* _DATA LINES_
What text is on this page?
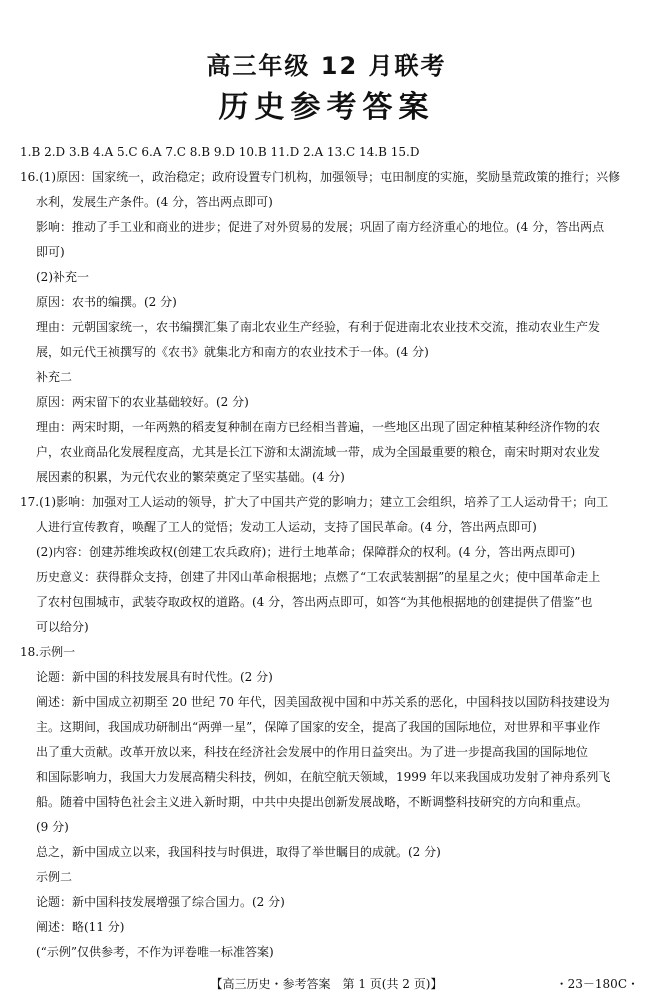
高三年级 12 月联考
历史参考答案

1.B 2.D 3.B 4.A 5.C 6.A 7.C 8.B 9.D 10.B 11.D 2.A 13.C 14.B 15.D

16.(1)原因：国家统一，政治稳定；政府设置专门机构，加强领导；屯田制度的实施，奖励垦荒政策的推行；兴修

水利，发展生产条件。(4 分，答出两点即可)

影响：推动了手工业和商业的进步；促进了对外贸易的发展；巩固了南方经济重心的地位。(4 分，答出两点

即可)

(2)补充一

原因：农书的编撰。(2 分)

理由：元朝国家统一，农书编撰汇集了南北农业生产经验，有利于促进南北农业技术交流，推动农业生产发

展，如元代王祯撰写的《农书》就集北方和南方的农业技术于一体。(4 分)

补充二

原因：两宋留下的农业基础较好。(2 分)

理由：两宋时期，一年两熟的稻麦复种制在南方已经相当普遍，一些地区出现了固定种植某种经济作物的农

户，农业商品化发展程度高，尤其是长江下游和太湖流域一带，成为全国最重要的粮仓，南宋时期对农业发

展因素的积累，为元代农业的繁荣奠定了坚实基础。(4 分)

17.(1)影响：加强对工人运动的领导，扩大了中国共产党的影响力；建立工会组织，培养了工人运动骨干；向工

人进行宣传教育，唤醒了工人的觉悟；发动工人运动，支持了国民革命。(4 分，答出两点即可)

(2)内容：创建苏维埃政权(创建工农兵政府)；进行土地革命；保障群众的权利。(4 分，答出两点即可)

历史意义：获得群众支持，创建了井冈山革命根据地；点燃了“工农武装割据”的星星之火；使中国革命走上

了农村包围城市，武装夺取政权的道路。(4 分，答出两点即可，如答“为其他根据地的创建提供了借鉴”也

可以给分)

18.示例一

论题：新中国的科技发展具有时代性。(2 分)

阐述：新中国成立初期至 20 世纪 70 年代，因美国敌视中国和中苏关系的恶化，中国科技以国防科技建设为

主。这期间，我国成功研制出“两弹一星”，保障了国家的安全，提高了我国的国际地位，对世界和平事业作

出了重大贡献。改革开放以来，科技在经济社会发展中的作用日益突出。为了进一步提高我国的国际地位

和国际影响力，我国大力发展高精尖科技，例如，在航空航天领域，1999 年以来我国成功发射了神舟系列飞

船。随着中国特色社会主义进入新时期，中共中央提出创新发展战略，不断调整科技研究的方向和重点。

(9 分)

总之，新中国成立以来，我国科技与时俱进，取得了举世瞩目的成就。(2 分)

示例二

论题：新中国科技发展增强了综合国力。(2 分)

阐述：略(11 分)

(“示例”仅供参考，不作为评卷唯一标准答案)

【高三历史・参考答案　第 1 页(共 2 页)】	・23－180C・
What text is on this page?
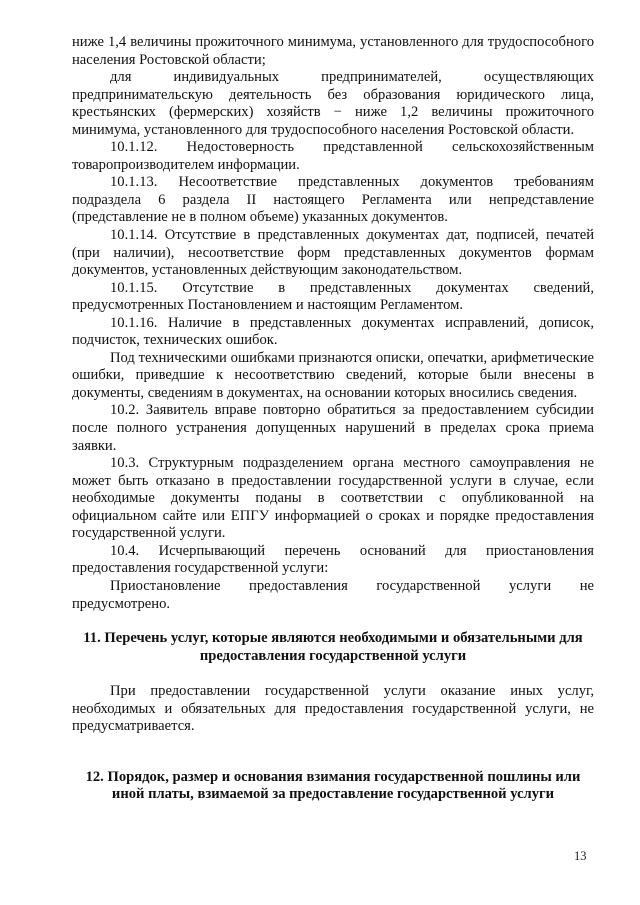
ниже 1,4 величины прожиточного минимума, установленного для трудоспособного населения Ростовской области;

для индивидуальных предпринимателей, осуществляющих предпринимательскую деятельность без образования юридического лица, крестьянских (фермерских) хозяйств − ниже 1,2 величины прожиточного минимума, установленного для трудоспособного населения Ростовской области.

10.1.12. Недостоверность представленной сельскохозяйственным товаропроизводителем информации.

10.1.13. Несоответствие представленных документов требованиям подраздела 6 раздела II настоящего Регламента или непредставление (представление не в полном объеме) указанных документов.

10.1.14. Отсутствие в представленных документах дат, подписей, печатей (при наличии), несоответствие форм представленных документов формам документов, установленных действующим законодательством.

10.1.15. Отсутствие в представленных документах сведений, предусмотренных Постановлением и настоящим Регламентом.

10.1.16. Наличие в представленных документах исправлений, дописок, подчисток, технических ошибок.

Под техническими ошибками признаются описки, опечатки, арифметические ошибки, приведшие к несоответствию сведений, которые были внесены в документы, сведениям в документах, на основании которых вносились сведения.

10.2. Заявитель вправе повторно обратиться за предоставлением субсидии после полного устранения допущенных нарушений в пределах срока приема заявки.

10.3. Структурным подразделением органа местного самоуправления не может быть отказано в предоставлении государственной услуги в случае, если необходимые документы поданы в соответствии с опубликованной на официальном сайте или ЕПГУ информацией о сроках и порядке предоставления государственной услуги.

10.4. Исчерпывающий перечень оснований для приостановления предоставления государственной услуги:

Приостановление предоставления государственной услуги не предусмотрено.

11. Перечень услуг, которые являются необходимыми и обязательными для предоставления государственной услуги

При предоставлении государственной услуги оказание иных услуг, необходимых и обязательных для предоставления государственной услуги, не предусматривается.

12. Порядок, размер и основания взимания государственной пошлины или иной платы, взимаемой за предоставление государственной услуги

13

* _TASK OBJECTIVE_
Return a copy of every line that includes the word "сведений".

* _TASK OUTPUT_
10.1.15. Отсутствие в представленных документах сведений, предусмотренных Постановлением и настоящим Регламентом.
Под техническими ошибками признаются описки, опечатки, арифметические ошибки, приведшие к несоответствию сведений, которые были внесены в документы, сведениям в документах, на основании которых вносились сведения.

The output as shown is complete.